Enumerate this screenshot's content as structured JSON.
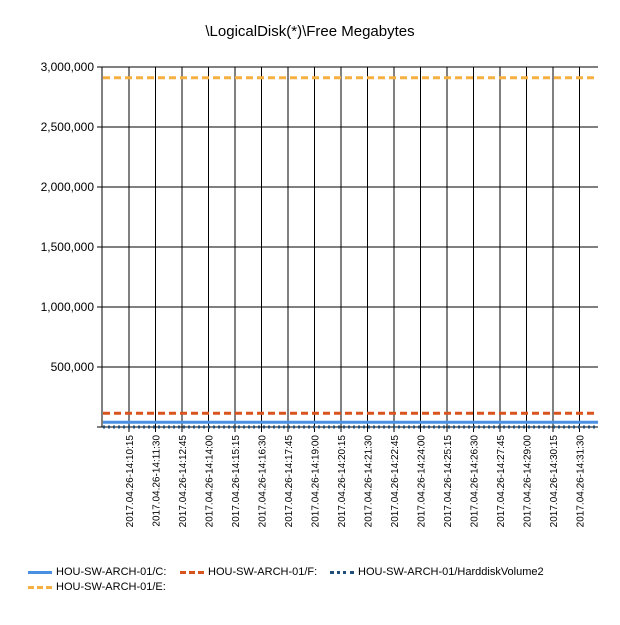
{
  "chart_data": {
    "type": "line",
    "title": "\\LogicalDisk(*)\\Free Megabytes",
    "xlabel": "",
    "ylabel": "",
    "x": [
      "2017.04.26-14:10:15",
      "2017.04.26-14:11:30",
      "2017.04.26-14:12:45",
      "2017.04.26-14:14:00",
      "2017.04.26-14:15:15",
      "2017.04.26-14:16:30",
      "2017.04.26-14:17:45",
      "2017.04.26-14:19:00",
      "2017.04.26-14:20:15",
      "2017.04.26-14:21:30",
      "2017.04.26-14:22:45",
      "2017.04.26-14:24:00",
      "2017.04.26-14:25:15",
      "2017.04.26-14:26:30",
      "2017.04.26-14:27:45",
      "2017.04.26-14:29:00",
      "2017.04.26-14:30:15",
      "2017.04.26-14:31:30"
    ],
    "ylim": [
      0,
      3000000
    ],
    "yticks": [
      "500,000",
      "1,000,000",
      "1,500,000",
      "2,000,000",
      "2,500,000",
      "3,000,000"
    ],
    "ytick_values": [
      500000,
      1000000,
      1500000,
      2000000,
      2500000,
      3000000
    ],
    "grid": true,
    "legend_position": "bottom",
    "series": [
      {
        "name": "HOU-SW-ARCH-01/C:",
        "color": "#4a90e2",
        "style": "solid",
        "value": 40000
      },
      {
        "name": "HOU-SW-ARCH-01/F:",
        "color": "#d9531e",
        "style": "dashed",
        "value": 115000
      },
      {
        "name": "HOU-SW-ARCH-01/HarddiskVolume2",
        "color": "#1f4e79",
        "style": "dotted",
        "value": 300
      },
      {
        "name": "HOU-SW-ARCH-01/E:",
        "color": "#f5b041",
        "style": "dashed",
        "value": 2910000
      }
    ]
  }
}
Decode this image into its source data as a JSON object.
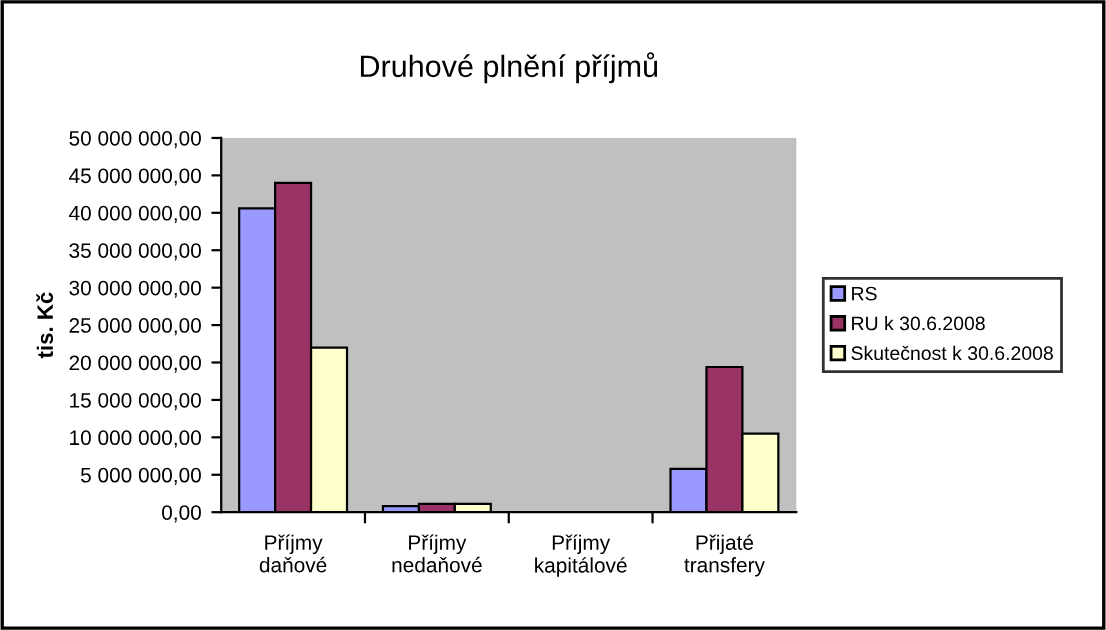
{
  "chart_data": {
    "type": "bar",
    "title": "Druhové plnění příjmů",
    "ylabel": "tis. Kč",
    "categories": [
      "Příjmy\ndaňové",
      "Příjmy\nnedaňové",
      "Příjmy\nkapitálové",
      "Přijaté\ntransfery"
    ],
    "series": [
      {
        "name": "RS",
        "color": "#9999ff",
        "values": [
          40600000,
          800000,
          0,
          5800000
        ]
      },
      {
        "name": "RU k 30.6.2008",
        "color": "#993366",
        "values": [
          44000000,
          1100000,
          0,
          19400000
        ]
      },
      {
        "name": "Skutečnost k 30.6.2008",
        "color": "#ffffcc",
        "values": [
          22000000,
          1100000,
          0,
          10500000
        ]
      }
    ],
    "ylim": [
      0,
      50000000
    ],
    "yticks": [
      {
        "value": 0,
        "label": "0,00"
      },
      {
        "value": 5000000,
        "label": "5 000 000,00"
      },
      {
        "value": 10000000,
        "label": "10 000 000,00"
      },
      {
        "value": 15000000,
        "label": "15 000 000,00"
      },
      {
        "value": 20000000,
        "label": "20 000 000,00"
      },
      {
        "value": 25000000,
        "label": "25 000 000,00"
      },
      {
        "value": 30000000,
        "label": "30 000 000,00"
      },
      {
        "value": 35000000,
        "label": "35 000 000,00"
      },
      {
        "value": 40000000,
        "label": "40 000 000,00"
      },
      {
        "value": 45000000,
        "label": "45 000 000,00"
      },
      {
        "value": 50000000,
        "label": "50 000 000,00"
      }
    ],
    "grid": false,
    "legend": "right"
  }
}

.....

Check each line above for the word "name", and copy the lines where it appears.

§ RESPONSE FOR THIS EXERCISE
        "name": "HOU-SW-ARCH-01/C:",
        "name": "HOU-SW-ARCH-01/F:",
        "name": "HOU-SW-ARCH-01/HarddiskVolume2",
        "name": "HOU-SW-ARCH-01/E:",
        "name": "RS",
        "name": "RU k 30.6.2008",
        "name": "Skutečnost k 30.6.2008",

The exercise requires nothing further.